(What you have to do)
All entries are to be given again verbatim.

BEGIN Supplied data

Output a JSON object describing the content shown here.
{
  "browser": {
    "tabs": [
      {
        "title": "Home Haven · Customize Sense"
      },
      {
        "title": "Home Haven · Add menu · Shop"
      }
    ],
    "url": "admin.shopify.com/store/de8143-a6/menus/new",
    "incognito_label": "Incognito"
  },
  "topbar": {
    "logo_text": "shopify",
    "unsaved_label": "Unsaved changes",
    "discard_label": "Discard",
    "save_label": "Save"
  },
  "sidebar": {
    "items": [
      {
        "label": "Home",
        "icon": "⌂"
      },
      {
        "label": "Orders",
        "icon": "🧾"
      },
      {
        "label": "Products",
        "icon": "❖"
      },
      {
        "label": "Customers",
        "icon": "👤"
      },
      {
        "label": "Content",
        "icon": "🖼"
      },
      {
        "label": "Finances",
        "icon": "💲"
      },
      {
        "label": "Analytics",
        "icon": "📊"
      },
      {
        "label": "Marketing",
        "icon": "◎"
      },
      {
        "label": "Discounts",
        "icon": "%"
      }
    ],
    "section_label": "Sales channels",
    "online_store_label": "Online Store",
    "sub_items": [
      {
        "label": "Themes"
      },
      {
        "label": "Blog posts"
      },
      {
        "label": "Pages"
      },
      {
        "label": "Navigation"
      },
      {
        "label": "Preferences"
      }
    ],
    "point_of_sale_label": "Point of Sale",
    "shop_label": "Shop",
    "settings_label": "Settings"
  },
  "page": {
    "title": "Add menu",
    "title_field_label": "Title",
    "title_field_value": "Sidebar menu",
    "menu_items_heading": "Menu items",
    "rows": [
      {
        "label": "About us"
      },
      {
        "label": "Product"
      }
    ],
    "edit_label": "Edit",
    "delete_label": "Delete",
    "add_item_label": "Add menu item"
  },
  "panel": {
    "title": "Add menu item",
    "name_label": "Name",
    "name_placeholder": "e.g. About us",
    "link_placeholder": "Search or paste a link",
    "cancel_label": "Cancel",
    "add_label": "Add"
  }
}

END Supplied data

(Reply to the task)
Output a JSON object describing the content shown here.
{
  "browser": {
    "tabs": [
      {
        "title": "Home Haven · Customize Sense"
      },
      {
        "title": "Home Haven · Add menu · Shop"
      }
    ],
    "url": "admin.shopify.com/store/de8143-a6/menus/new",
    "incognito_label": "Incognito"
  },
  "topbar": {
    "logo_text": "shopify",
    "unsaved_label": "Unsaved changes",
    "discard_label": "Discard",
    "save_label": "Save"
  },
  "sidebar": {
    "items": [
      {
        "label": "Home",
        "icon": "⌂"
      },
      {
        "label": "Orders",
        "icon": "🧾"
      },
      {
        "label": "Products",
        "icon": "❖"
      },
      {
        "label": "Customers",
        "icon": "👤"
      },
      {
        "label": "Content",
        "icon": "🖼"
      },
      {
        "label": "Finances",
        "icon": "💲"
      },
      {
        "label": "Analytics",
        "icon": "📊"
      },
      {
        "label": "Marketing",
        "icon": "◎"
      },
      {
        "label": "Discounts",
        "icon": "%"
      }
    ],
    "section_label": "Sales channels",
    "online_store_label": "Online Store",
    "sub_items": [
      {
        "label": "Themes"
      },
      {
        "label": "Blog posts"
      },
      {
        "label": "Pages"
      },
      {
        "label": "Navigation"
      },
      {
        "label": "Preferences"
      }
    ],
    "point_of_sale_label": "Point of Sale",
    "shop_label": "Shop",
    "settings_label": "Settings"
  },
  "page": {
    "title": "Add menu",
    "title_field_label": "Title",
    "title_field_value": "Sidebar menu",
    "menu_items_heading": "Menu items",
    "rows": [
      {
        "label": "About us"
      },
      {
        "label": "Product"
      }
    ],
    "edit_label": "Edit",
    "delete_label": "Delete",
    "add_item_label": "Add menu item"
  },
  "panel": {
    "title": "Add menu item",
    "name_label": "Name",
    "name_placeholder": "e.g. About us",
    "link_placeholder": "Search or paste a link",
    "cancel_label": "Cancel",
    "add_label": "Add"
  }
}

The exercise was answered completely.